A block of data:
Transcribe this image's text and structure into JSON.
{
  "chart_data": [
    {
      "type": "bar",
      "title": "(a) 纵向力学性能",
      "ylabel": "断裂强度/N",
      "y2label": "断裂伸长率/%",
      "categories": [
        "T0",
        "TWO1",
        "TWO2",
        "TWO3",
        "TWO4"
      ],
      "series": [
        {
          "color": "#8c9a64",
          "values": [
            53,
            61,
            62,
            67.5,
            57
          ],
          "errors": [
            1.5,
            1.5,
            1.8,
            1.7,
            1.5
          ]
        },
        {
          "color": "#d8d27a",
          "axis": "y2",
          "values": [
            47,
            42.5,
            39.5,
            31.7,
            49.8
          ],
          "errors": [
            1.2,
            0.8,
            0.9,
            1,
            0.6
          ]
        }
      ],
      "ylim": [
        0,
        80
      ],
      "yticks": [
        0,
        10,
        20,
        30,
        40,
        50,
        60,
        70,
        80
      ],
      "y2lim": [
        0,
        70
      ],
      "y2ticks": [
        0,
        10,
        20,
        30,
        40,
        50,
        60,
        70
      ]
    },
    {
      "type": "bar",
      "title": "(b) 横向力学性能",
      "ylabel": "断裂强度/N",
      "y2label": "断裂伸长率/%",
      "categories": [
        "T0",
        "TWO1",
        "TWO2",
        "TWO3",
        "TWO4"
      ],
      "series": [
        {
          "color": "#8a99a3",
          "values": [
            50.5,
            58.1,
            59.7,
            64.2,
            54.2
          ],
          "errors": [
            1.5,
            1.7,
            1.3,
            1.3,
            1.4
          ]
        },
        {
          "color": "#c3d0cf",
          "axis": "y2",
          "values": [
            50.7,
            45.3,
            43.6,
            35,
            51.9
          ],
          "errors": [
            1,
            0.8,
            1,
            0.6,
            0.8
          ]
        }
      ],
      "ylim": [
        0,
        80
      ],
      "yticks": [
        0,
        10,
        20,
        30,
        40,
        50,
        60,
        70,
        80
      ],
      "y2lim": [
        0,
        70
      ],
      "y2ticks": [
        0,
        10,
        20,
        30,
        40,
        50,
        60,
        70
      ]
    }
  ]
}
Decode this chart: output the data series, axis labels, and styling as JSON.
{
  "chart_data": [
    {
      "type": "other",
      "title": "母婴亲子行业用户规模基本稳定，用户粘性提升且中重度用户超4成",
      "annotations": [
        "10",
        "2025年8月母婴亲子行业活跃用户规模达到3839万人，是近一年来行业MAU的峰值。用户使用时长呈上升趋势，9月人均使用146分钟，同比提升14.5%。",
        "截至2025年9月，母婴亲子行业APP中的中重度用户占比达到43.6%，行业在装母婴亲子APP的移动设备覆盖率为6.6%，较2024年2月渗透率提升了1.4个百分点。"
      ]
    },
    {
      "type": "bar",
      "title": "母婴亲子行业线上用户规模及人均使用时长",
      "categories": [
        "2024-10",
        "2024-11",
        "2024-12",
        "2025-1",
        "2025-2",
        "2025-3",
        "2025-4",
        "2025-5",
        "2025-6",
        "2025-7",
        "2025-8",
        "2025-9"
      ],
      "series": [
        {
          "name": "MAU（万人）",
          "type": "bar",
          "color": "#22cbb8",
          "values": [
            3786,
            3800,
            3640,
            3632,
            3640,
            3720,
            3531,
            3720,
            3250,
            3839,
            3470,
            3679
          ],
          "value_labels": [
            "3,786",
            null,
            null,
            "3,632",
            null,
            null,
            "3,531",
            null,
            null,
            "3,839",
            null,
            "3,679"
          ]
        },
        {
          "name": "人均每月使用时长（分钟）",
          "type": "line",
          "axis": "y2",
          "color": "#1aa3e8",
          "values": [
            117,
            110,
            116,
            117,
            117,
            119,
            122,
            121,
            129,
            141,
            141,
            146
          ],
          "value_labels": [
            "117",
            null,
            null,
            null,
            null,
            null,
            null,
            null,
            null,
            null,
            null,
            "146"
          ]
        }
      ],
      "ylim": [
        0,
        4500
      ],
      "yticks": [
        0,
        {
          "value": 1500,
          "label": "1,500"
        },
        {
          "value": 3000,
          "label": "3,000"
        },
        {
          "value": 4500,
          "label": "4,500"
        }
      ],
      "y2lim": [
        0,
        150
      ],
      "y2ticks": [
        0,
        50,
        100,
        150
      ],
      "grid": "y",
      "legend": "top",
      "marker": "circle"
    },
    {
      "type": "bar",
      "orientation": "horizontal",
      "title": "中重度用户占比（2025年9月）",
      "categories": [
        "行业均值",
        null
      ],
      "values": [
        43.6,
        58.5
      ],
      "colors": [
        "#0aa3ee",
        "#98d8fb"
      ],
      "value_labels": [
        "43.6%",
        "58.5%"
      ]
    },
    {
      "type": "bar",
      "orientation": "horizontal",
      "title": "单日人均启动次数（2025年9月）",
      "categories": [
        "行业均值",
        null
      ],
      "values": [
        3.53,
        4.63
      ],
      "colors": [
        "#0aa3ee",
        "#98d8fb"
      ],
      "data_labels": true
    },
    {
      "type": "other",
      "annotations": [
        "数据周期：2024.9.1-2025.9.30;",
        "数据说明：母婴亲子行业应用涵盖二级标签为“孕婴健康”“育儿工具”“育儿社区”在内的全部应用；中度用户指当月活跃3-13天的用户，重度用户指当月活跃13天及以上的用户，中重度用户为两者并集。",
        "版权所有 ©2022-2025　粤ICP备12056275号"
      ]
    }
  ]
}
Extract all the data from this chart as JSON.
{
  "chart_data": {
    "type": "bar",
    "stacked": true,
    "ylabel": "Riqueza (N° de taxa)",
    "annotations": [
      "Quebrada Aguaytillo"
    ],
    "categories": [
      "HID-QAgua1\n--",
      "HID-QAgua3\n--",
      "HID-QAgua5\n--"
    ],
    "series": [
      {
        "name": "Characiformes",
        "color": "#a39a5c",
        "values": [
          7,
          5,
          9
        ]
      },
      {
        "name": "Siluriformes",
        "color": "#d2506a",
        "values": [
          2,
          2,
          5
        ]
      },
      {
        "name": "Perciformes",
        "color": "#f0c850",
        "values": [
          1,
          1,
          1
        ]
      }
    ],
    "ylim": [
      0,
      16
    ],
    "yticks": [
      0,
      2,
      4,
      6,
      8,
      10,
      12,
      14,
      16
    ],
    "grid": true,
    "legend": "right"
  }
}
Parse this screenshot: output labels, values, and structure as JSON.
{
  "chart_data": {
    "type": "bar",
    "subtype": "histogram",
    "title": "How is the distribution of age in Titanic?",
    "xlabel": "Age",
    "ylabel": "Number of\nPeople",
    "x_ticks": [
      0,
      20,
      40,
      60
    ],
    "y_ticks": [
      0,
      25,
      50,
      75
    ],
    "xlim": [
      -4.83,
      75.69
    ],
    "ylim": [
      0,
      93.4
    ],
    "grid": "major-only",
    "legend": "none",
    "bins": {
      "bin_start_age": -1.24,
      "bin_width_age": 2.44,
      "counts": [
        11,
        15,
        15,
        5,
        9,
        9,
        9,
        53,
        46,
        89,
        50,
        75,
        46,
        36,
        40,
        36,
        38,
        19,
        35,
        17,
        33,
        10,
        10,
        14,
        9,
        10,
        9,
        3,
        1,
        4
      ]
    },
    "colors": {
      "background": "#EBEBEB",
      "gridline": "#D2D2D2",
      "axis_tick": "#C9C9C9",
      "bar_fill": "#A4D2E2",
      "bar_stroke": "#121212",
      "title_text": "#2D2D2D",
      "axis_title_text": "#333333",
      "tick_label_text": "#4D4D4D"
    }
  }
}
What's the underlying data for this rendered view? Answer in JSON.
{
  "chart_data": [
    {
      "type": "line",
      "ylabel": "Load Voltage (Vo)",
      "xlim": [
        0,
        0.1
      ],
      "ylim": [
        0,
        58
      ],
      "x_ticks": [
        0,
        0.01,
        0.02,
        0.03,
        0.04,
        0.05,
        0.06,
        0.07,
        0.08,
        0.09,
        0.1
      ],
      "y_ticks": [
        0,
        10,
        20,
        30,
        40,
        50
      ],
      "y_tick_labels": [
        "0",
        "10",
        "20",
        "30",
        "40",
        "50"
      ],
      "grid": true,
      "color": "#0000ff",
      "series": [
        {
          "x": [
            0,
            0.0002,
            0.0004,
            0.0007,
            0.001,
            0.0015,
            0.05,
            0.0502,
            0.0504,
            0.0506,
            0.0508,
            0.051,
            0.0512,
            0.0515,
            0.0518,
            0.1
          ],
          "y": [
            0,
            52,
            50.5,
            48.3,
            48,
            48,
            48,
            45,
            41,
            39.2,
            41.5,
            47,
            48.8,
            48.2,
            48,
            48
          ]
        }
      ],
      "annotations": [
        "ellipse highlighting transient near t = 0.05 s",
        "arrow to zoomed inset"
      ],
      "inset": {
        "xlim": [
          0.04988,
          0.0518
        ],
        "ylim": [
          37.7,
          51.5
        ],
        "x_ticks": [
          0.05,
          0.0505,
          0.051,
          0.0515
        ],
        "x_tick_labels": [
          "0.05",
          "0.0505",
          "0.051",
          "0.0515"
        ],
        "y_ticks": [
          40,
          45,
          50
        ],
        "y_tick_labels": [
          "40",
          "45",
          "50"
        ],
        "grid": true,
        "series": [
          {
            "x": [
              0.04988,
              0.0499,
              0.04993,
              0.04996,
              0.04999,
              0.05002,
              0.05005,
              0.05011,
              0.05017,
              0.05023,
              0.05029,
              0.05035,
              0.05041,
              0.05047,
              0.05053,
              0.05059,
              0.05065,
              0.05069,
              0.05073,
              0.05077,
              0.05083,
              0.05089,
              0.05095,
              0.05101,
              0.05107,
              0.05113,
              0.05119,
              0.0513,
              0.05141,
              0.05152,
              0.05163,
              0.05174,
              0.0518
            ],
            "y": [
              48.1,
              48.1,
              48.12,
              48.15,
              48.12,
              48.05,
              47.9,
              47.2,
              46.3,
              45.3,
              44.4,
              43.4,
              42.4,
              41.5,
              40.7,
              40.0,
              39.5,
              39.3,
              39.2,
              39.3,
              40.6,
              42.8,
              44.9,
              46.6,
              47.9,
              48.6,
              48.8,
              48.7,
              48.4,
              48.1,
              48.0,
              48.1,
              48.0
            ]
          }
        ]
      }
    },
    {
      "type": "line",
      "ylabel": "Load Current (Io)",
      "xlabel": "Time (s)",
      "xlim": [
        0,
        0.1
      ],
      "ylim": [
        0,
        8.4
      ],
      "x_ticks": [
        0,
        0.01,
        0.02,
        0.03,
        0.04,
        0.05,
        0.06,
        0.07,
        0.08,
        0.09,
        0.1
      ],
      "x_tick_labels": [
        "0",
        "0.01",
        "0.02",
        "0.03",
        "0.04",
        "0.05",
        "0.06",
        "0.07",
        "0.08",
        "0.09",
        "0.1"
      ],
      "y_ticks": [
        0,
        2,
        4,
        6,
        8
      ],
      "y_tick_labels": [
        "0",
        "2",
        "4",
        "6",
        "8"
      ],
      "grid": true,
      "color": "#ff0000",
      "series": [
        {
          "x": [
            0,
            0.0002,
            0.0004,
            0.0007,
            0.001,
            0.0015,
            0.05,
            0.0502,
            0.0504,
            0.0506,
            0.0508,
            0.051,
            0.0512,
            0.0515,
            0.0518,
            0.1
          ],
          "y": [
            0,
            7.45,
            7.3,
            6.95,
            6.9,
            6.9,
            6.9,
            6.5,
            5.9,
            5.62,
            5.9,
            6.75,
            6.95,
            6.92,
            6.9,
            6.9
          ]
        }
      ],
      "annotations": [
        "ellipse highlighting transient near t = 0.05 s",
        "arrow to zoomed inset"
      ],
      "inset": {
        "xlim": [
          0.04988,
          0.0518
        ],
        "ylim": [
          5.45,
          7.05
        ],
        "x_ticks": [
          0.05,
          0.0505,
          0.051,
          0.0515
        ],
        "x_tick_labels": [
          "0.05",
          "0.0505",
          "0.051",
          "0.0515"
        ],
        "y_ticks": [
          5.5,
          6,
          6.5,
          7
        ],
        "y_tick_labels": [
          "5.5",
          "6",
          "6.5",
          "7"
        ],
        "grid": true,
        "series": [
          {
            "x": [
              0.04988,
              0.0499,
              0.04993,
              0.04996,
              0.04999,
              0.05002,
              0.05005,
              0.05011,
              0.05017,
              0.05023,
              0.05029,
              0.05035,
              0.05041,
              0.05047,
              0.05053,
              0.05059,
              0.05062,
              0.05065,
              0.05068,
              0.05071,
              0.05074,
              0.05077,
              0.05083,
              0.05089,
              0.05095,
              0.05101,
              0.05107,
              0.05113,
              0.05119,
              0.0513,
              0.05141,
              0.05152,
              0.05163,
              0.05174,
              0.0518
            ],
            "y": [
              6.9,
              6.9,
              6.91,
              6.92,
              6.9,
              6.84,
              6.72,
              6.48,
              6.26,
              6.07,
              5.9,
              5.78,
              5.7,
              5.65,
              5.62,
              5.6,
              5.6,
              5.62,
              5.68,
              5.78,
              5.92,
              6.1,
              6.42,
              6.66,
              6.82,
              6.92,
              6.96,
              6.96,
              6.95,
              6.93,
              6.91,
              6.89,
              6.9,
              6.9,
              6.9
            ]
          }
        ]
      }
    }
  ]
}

=== Your goal ===
Where does the word "legend" appear? Return each line that holds it.

=== Correct answer ===
      "legend": "top",
    "legend": "right"
    "legend": "none",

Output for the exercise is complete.